> [Extracted information]:

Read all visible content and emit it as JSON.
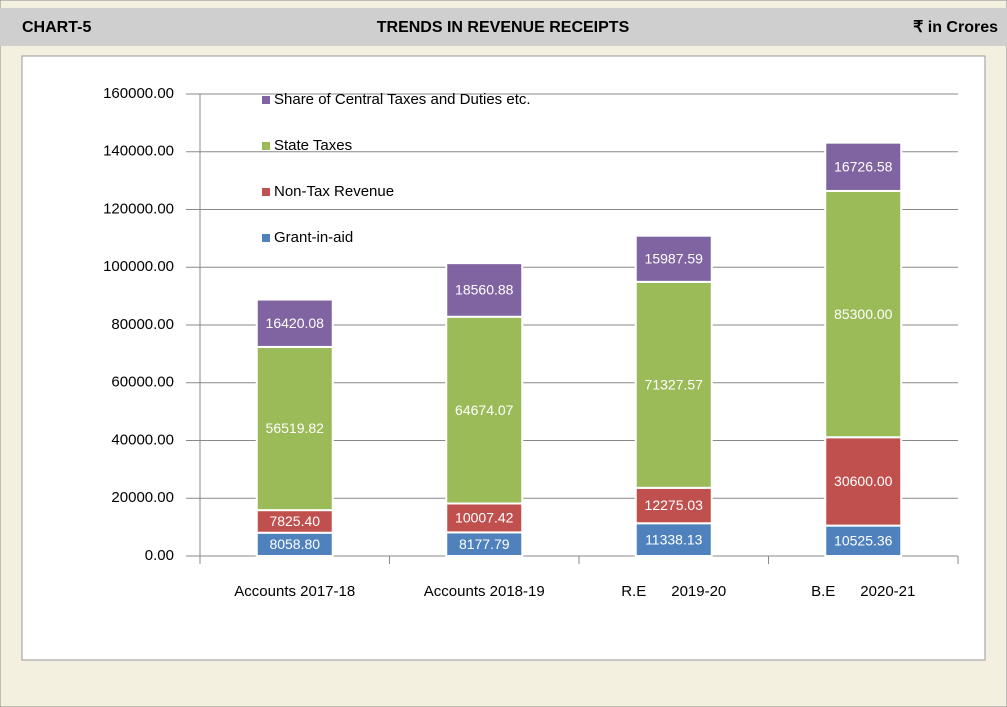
{
  "header": {
    "label": "CHART-5",
    "unit": "₹ in Crores"
  },
  "chart_data": {
    "type": "stacked_bar",
    "title": "TRENDS IN REVENUE RECEIPTS",
    "categories": [
      "Accounts 2017-18",
      "Accounts 2018-19",
      "R.E      2019-20",
      "B.E      2020-21"
    ],
    "series": [
      {
        "name": "Grant-in-aid",
        "color": "#4f81bd",
        "values": [
          8058.8,
          8177.79,
          11338.13,
          10525.36
        ],
        "value_labels": [
          "8058.80",
          "8177.79",
          "11338.13",
          "10525.36"
        ]
      },
      {
        "name": "Non-Tax Revenue",
        "color": "#c0504d",
        "values": [
          7825.4,
          10007.42,
          12275.03,
          30600.0
        ],
        "value_labels": [
          "7825.40",
          "10007.42",
          "12275.03",
          "30600.00"
        ]
      },
      {
        "name": "State Taxes",
        "color": "#9bbb59",
        "values": [
          56519.82,
          64674.07,
          71327.57,
          85300.0
        ],
        "value_labels": [
          "56519.82",
          "64674.07",
          "71327.57",
          "85300.00"
        ]
      },
      {
        "name": "Share of Central Taxes and Duties etc.",
        "color": "#8064a2",
        "values": [
          16420.08,
          18560.88,
          15987.59,
          16726.58
        ],
        "value_labels": [
          "16420.08",
          "18560.88",
          "15987.59",
          "16726.58"
        ]
      }
    ],
    "ylim": [
      0,
      160000
    ],
    "yticks": [
      {
        "value": 0,
        "label": "0.00"
      },
      {
        "value": 20000,
        "label": "20000.00"
      },
      {
        "value": 40000,
        "label": "40000.00"
      },
      {
        "value": 60000,
        "label": "60000.00"
      },
      {
        "value": 80000,
        "label": "80000.00"
      },
      {
        "value": 100000,
        "label": "100000.00"
      },
      {
        "value": 120000,
        "label": "120000.00"
      },
      {
        "value": 140000,
        "label": "140000.00"
      },
      {
        "value": 160000,
        "label": "160000.00"
      }
    ],
    "grid": true,
    "legend": "upper-left"
  }
}
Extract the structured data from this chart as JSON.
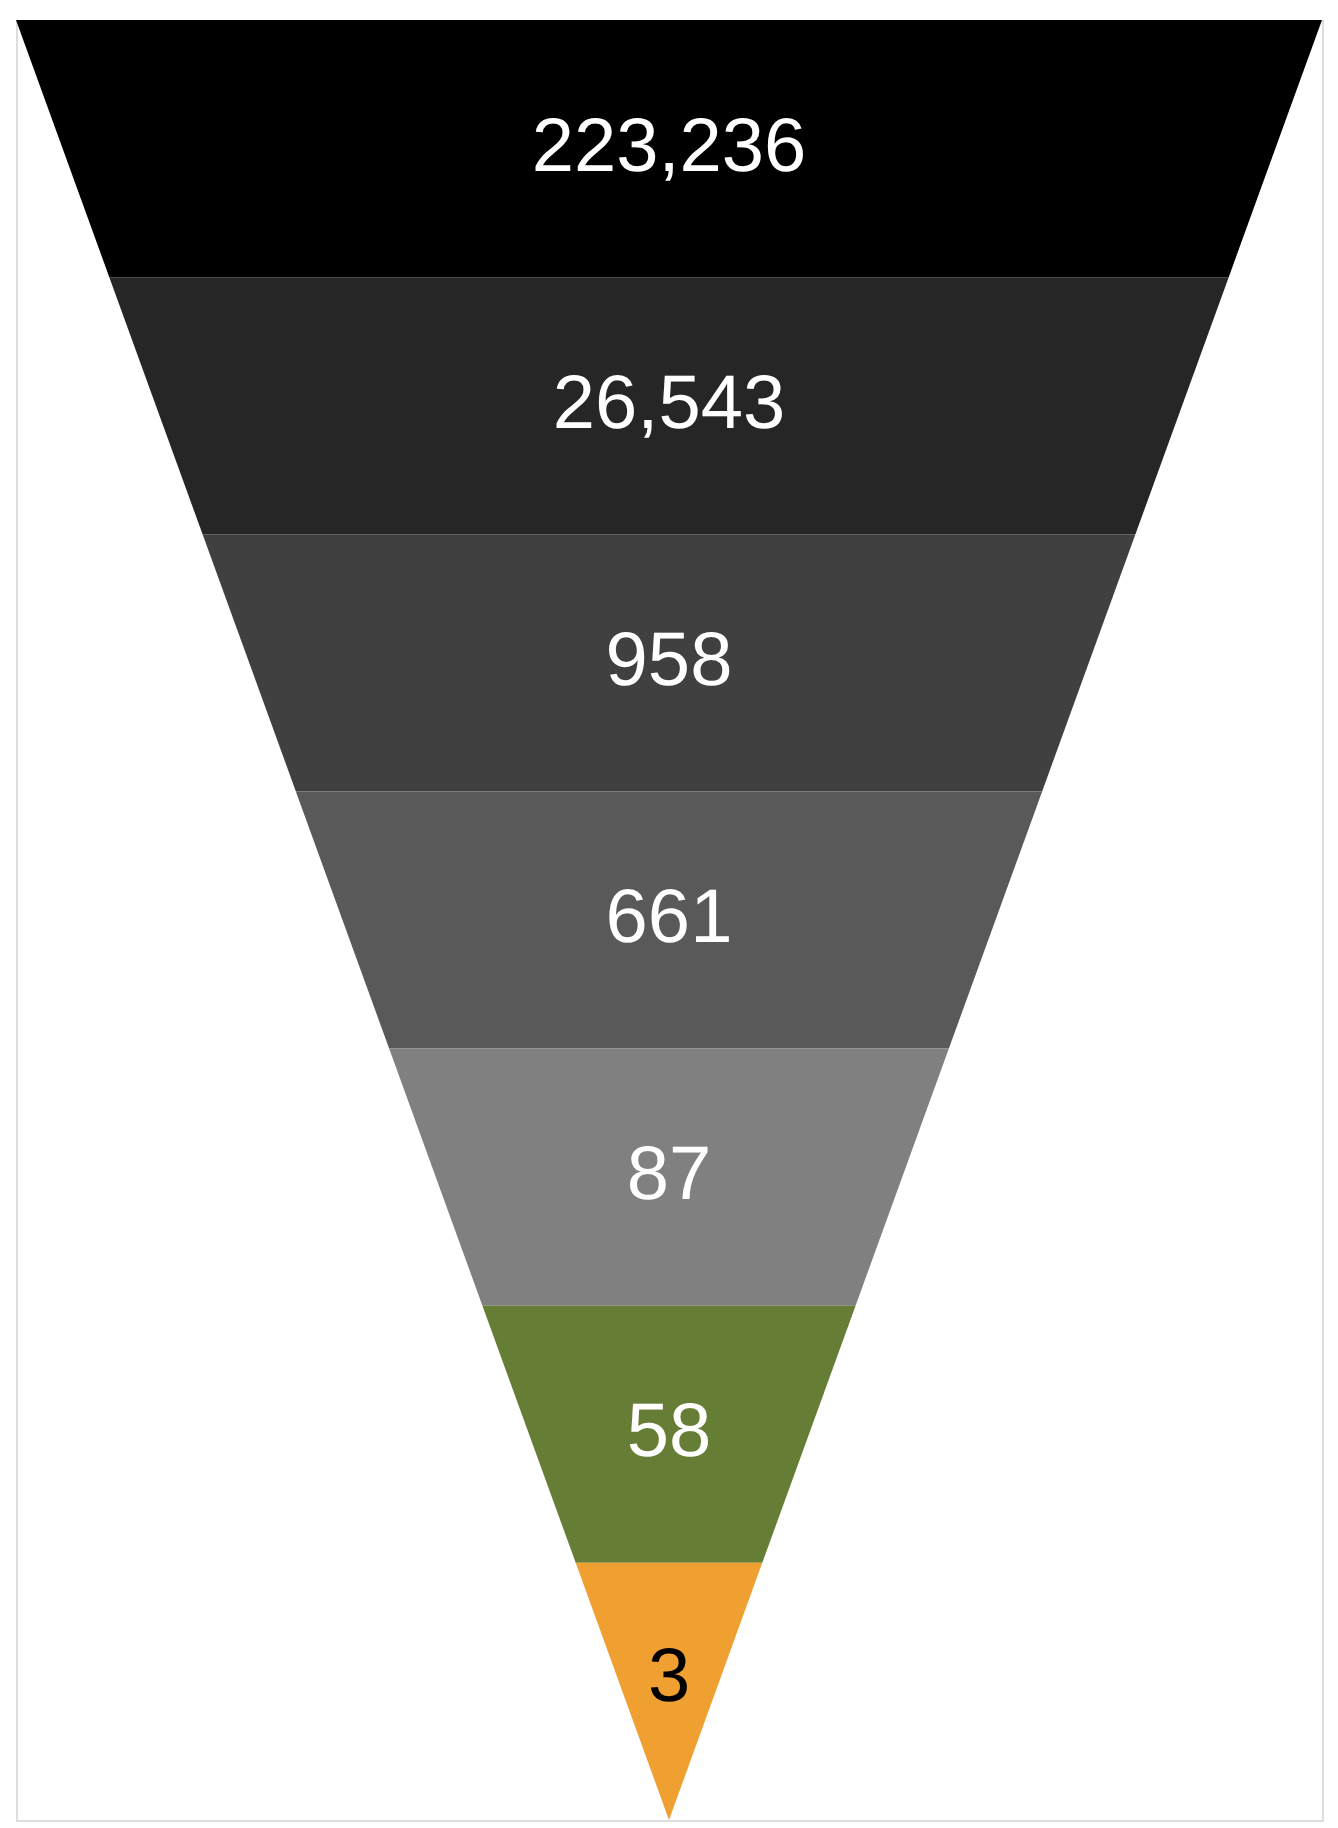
{
  "chart_data": {
    "type": "other",
    "categories": [
      null,
      null,
      null,
      null,
      null,
      null,
      null
    ],
    "values": [
      223236,
      26543,
      958,
      661,
      87,
      58,
      3
    ],
    "colors": [
      "#000000",
      "#262626",
      "#404040",
      "#595959",
      "#808080",
      "#667d35",
      "#f0a030"
    ],
    "data_labels": true,
    "value_labels": [
      "223,236",
      "26,543",
      "958",
      "661",
      "87",
      "58",
      "3"
    ]
  }
}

> [Directions]: Write the lines above out again exactly, without any of their pictures.

> [Reply to the task]:
Read all visible content and emit it as JSON.
{
  "header": {
    "label": "CHART-5",
    "unit": "₹ in Crores"
  },
  "chart_data": {
    "type": "stacked_bar",
    "title": "TRENDS IN REVENUE RECEIPTS",
    "categories": [
      "Accounts 2017-18",
      "Accounts 2018-19",
      "R.E      2019-20",
      "B.E      2020-21"
    ],
    "series": [
      {
        "name": "Grant-in-aid",
        "color": "#4f81bd",
        "values": [
          8058.8,
          8177.79,
          11338.13,
          10525.36
        ],
        "value_labels": [
          "8058.80",
          "8177.79",
          "11338.13",
          "10525.36"
        ]
      },
      {
        "name": "Non-Tax Revenue",
        "color": "#c0504d",
        "values": [
          7825.4,
          10007.42,
          12275.03,
          30600.0
        ],
        "value_labels": [
          "7825.40",
          "10007.42",
          "12275.03",
          "30600.00"
        ]
      },
      {
        "name": "State Taxes",
        "color": "#9bbb59",
        "values": [
          56519.82,
          64674.07,
          71327.57,
          85300.0
        ],
        "value_labels": [
          "56519.82",
          "64674.07",
          "71327.57",
          "85300.00"
        ]
      },
      {
        "name": "Share of Central Taxes and Duties etc.",
        "color": "#8064a2",
        "values": [
          16420.08,
          18560.88,
          15987.59,
          16726.58
        ],
        "value_labels": [
          "16420.08",
          "18560.88",
          "15987.59",
          "16726.58"
        ]
      }
    ],
    "ylim": [
      0,
      160000
    ],
    "yticks": [
      {
        "value": 0,
        "label": "0.00"
      },
      {
        "value": 20000,
        "label": "20000.00"
      },
      {
        "value": 40000,
        "label": "40000.00"
      },
      {
        "value": 60000,
        "label": "60000.00"
      },
      {
        "value": 80000,
        "label": "80000.00"
      },
      {
        "value": 100000,
        "label": "100000.00"
      },
      {
        "value": 120000,
        "label": "120000.00"
      },
      {
        "value": 140000,
        "label": "140000.00"
      },
      {
        "value": 160000,
        "label": "160000.00"
      }
    ],
    "grid": true,
    "legend": "upper-left"
  }
}
Extract the structured data from this chart as JSON.
{
  "chart_data": {
    "type": "other",
    "categories": [
      null,
      null,
      null,
      null,
      null,
      null,
      null
    ],
    "values": [
      223236,
      26543,
      958,
      661,
      87,
      58,
      3
    ],
    "colors": [
      "#000000",
      "#262626",
      "#404040",
      "#595959",
      "#808080",
      "#667d35",
      "#f0a030"
    ],
    "data_labels": true,
    "value_labels": [
      "223,236",
      "26,543",
      "958",
      "661",
      "87",
      "58",
      "3"
    ]
  }
}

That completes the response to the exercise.